Prompt:
Extract every line from the records below that contains the word "Сведения".

[start Given records]

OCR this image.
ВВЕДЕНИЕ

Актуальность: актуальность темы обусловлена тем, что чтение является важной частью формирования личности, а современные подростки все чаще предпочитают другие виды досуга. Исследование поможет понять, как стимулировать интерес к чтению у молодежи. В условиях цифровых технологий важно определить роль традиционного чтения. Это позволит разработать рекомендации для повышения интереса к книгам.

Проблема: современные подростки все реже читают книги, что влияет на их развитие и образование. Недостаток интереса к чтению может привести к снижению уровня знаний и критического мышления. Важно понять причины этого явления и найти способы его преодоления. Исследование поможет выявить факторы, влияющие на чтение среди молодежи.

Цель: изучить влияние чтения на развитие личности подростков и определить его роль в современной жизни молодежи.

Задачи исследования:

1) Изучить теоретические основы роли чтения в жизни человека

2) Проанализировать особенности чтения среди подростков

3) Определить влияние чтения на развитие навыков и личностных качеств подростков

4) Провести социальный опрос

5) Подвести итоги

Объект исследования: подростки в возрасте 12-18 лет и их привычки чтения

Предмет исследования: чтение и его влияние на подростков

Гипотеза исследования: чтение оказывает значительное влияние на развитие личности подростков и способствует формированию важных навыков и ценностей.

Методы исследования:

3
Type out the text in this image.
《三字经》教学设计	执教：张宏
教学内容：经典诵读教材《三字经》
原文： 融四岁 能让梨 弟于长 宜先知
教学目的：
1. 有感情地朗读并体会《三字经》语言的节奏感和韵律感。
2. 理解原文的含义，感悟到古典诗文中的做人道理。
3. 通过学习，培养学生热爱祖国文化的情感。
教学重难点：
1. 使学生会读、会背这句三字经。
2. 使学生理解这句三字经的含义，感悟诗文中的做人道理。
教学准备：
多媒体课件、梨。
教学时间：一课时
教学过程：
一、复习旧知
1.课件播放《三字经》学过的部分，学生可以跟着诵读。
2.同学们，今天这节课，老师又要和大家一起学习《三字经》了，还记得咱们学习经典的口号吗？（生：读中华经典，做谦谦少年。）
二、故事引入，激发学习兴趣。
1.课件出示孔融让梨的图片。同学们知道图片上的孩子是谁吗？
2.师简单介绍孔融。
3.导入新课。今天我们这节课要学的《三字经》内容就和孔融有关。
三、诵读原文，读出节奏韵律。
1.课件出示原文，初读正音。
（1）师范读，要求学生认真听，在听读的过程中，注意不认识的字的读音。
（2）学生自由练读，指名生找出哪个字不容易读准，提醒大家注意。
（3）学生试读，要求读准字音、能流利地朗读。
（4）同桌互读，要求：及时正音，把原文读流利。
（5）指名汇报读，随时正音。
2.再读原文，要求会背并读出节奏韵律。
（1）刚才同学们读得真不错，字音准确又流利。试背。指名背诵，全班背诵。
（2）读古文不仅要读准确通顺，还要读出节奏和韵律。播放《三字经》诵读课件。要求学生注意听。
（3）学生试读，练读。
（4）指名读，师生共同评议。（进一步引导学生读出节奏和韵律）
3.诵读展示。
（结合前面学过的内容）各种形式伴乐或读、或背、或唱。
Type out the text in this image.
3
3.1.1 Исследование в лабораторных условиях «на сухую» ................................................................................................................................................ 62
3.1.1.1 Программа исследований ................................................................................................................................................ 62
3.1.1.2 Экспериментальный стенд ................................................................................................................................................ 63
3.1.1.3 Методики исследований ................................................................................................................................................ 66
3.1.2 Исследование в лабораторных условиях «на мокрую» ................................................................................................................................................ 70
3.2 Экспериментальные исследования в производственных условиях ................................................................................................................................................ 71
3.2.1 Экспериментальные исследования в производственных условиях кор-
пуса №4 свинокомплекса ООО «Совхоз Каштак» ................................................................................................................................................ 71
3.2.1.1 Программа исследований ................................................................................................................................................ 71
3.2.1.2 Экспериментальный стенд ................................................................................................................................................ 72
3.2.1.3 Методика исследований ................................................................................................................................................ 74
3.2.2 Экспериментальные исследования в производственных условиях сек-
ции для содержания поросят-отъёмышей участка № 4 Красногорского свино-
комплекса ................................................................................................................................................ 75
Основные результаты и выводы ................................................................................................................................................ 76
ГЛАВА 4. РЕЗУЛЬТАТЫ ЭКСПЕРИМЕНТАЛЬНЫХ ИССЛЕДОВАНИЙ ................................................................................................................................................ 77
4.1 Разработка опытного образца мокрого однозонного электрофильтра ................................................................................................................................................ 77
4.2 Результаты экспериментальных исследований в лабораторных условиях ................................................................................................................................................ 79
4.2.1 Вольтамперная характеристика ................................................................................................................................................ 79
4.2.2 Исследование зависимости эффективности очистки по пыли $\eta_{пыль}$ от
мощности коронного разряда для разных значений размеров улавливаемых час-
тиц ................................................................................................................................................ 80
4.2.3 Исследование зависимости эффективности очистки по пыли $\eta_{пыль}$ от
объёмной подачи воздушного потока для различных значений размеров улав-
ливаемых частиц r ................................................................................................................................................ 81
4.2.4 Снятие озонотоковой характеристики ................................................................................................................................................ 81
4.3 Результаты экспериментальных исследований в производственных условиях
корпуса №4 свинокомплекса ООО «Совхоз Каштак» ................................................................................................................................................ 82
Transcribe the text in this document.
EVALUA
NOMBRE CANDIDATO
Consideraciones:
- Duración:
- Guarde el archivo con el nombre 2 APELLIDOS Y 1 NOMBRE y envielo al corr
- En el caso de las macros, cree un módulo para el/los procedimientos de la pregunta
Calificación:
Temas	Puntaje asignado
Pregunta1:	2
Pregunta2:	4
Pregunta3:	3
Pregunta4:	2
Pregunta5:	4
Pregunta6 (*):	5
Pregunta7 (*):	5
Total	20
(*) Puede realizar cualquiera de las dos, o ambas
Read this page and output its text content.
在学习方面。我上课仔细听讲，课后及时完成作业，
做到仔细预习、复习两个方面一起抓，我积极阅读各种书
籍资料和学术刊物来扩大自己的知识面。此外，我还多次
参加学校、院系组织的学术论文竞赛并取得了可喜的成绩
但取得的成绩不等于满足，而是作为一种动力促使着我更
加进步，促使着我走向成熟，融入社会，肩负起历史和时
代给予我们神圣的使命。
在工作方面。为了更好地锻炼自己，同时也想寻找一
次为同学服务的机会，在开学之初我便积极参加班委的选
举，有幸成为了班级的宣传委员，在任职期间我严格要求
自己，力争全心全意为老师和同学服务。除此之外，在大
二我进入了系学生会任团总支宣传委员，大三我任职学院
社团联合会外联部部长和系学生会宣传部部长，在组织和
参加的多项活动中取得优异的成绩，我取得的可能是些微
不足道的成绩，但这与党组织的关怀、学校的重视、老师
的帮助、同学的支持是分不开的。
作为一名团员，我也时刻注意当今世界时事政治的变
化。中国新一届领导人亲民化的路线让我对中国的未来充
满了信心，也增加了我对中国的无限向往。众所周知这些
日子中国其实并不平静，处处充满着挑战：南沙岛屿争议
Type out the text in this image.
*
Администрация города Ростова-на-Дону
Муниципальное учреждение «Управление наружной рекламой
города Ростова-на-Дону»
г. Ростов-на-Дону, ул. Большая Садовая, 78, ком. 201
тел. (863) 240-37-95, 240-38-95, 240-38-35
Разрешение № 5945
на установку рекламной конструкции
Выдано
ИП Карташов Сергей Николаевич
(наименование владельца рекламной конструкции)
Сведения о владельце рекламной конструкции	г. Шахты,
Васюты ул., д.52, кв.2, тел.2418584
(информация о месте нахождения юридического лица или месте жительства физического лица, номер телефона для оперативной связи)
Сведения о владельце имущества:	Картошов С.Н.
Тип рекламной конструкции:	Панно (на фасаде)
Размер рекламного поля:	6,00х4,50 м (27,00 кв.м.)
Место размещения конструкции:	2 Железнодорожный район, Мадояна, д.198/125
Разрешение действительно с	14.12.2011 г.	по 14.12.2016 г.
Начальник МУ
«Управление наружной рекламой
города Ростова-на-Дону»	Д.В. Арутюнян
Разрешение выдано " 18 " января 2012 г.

[end Given records]

Solution to this exercise:
Сведения о владельце рекламной конструкции	г. Шахты,
Сведения о владельце имущества:	Картошов С.Н.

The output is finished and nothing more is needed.